→ **WHAT YOU SHOULD DO**
Gather up every line that includes the string "accidents".

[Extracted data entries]

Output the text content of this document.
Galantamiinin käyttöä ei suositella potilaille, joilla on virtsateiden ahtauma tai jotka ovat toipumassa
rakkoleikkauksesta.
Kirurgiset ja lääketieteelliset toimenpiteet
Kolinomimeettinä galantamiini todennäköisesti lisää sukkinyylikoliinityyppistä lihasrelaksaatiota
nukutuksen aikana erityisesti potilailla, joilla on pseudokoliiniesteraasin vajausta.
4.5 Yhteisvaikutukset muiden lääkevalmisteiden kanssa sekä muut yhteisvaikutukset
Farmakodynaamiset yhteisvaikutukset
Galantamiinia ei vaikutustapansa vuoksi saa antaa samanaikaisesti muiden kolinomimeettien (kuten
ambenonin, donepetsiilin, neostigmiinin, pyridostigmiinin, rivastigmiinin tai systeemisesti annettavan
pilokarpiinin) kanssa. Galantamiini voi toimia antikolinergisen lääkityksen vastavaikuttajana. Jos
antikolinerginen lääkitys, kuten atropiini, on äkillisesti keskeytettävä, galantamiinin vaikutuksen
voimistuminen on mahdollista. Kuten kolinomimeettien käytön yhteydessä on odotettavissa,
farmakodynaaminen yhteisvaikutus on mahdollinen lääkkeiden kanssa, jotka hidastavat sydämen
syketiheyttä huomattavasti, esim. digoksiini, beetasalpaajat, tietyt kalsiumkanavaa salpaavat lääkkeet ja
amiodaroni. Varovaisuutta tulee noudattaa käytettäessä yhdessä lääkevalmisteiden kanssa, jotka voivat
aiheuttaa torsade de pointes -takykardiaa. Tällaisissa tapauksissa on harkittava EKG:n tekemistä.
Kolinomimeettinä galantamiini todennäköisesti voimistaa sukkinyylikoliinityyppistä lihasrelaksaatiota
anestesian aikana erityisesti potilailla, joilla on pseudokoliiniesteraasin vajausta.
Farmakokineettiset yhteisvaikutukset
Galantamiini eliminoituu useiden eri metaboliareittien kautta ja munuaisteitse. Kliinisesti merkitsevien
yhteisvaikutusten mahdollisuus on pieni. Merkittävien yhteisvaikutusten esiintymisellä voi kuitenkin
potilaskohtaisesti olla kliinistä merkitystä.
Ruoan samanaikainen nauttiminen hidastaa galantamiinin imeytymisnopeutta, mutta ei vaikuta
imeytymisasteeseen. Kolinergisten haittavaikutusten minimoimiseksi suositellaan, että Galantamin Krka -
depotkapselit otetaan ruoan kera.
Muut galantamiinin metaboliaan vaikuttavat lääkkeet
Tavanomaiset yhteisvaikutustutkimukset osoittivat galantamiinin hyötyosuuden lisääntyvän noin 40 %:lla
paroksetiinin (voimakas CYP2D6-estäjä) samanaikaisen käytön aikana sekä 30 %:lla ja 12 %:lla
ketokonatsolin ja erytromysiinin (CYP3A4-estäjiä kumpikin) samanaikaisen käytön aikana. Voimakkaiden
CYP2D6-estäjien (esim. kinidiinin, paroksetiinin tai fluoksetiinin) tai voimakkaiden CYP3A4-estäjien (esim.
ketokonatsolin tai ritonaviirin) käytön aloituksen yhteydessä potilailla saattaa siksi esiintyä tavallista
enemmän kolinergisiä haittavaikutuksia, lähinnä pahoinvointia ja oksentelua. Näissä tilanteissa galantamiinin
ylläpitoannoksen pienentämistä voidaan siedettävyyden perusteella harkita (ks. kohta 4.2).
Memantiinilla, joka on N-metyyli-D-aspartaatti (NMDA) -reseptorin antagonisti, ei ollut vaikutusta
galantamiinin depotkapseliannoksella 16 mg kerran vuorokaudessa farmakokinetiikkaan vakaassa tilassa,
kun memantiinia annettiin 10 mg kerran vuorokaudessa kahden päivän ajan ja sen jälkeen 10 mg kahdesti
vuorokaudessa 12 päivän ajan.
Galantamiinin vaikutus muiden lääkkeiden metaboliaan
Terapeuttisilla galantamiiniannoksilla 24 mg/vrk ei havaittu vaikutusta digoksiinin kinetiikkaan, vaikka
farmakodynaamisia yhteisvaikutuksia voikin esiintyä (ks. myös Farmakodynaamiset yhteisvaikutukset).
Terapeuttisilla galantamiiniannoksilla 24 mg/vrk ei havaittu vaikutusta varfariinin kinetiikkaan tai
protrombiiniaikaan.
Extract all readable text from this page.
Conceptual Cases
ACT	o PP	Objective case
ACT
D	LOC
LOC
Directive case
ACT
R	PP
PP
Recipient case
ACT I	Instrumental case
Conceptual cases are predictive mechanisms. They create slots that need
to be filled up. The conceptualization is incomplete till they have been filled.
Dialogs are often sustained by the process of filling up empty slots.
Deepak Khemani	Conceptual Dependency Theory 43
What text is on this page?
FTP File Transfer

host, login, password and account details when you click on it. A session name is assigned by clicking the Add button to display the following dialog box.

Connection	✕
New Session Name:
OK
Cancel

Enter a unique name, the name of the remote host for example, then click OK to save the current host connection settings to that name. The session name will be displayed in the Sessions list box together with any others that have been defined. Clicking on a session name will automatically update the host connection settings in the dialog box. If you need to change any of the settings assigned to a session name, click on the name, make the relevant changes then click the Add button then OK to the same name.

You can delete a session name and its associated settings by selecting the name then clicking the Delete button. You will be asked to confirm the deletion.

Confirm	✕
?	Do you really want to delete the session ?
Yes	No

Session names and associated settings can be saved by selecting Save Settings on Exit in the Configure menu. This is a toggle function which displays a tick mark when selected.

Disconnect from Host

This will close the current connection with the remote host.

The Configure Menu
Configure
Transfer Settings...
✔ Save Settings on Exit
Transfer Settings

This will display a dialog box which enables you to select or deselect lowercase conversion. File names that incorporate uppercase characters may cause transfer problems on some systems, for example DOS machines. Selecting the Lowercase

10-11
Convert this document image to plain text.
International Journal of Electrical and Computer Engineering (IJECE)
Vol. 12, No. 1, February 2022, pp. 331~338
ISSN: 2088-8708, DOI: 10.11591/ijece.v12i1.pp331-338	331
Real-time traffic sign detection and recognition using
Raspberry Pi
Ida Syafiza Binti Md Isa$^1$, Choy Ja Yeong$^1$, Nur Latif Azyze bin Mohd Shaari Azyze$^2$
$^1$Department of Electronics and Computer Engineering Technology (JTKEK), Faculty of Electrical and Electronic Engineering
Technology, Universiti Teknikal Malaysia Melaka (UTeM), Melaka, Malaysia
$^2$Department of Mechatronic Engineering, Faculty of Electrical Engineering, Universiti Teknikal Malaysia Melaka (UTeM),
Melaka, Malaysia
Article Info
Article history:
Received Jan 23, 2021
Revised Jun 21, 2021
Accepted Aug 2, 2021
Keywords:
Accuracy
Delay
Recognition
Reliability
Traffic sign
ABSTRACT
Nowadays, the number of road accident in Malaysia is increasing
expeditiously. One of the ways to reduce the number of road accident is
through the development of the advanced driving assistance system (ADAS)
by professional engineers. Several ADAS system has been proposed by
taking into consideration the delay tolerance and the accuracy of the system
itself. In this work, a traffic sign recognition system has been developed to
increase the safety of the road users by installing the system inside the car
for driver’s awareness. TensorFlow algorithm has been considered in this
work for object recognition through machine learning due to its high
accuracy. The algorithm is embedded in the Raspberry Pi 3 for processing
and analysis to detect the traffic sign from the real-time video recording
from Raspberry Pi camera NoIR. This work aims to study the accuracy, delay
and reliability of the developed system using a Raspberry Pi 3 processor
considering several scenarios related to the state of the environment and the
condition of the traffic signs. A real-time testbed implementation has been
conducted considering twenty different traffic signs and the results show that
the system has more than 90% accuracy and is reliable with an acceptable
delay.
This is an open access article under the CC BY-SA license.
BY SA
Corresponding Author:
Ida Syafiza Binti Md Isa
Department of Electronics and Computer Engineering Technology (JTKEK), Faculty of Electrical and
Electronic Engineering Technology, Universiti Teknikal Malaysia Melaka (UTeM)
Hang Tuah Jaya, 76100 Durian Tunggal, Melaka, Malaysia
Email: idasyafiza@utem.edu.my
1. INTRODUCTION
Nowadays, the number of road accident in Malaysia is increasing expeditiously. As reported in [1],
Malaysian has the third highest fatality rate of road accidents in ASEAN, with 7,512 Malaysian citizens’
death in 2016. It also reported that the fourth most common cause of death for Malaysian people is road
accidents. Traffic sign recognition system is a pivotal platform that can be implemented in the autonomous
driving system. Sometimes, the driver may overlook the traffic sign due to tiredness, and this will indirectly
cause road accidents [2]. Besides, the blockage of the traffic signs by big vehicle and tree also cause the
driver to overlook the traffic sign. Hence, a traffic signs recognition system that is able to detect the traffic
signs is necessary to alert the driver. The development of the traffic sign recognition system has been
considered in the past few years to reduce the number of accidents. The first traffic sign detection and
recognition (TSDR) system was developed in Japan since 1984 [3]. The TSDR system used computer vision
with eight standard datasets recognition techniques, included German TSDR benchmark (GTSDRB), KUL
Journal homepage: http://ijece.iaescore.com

→ **THE RESPONSE**
Malaysian has the third highest fatality rate of road accidents in ASEAN, with 7,512 Malaysian citizens’
accidents. Traffic sign recognition system is a pivotal platform that can be implemented in the autonomous
cause road accidents [2]. Besides, the blockage of the traffic signs by big vehicle and tree also cause the
considered in the past few years to reduce the number of accidents. The first traffic sign detection and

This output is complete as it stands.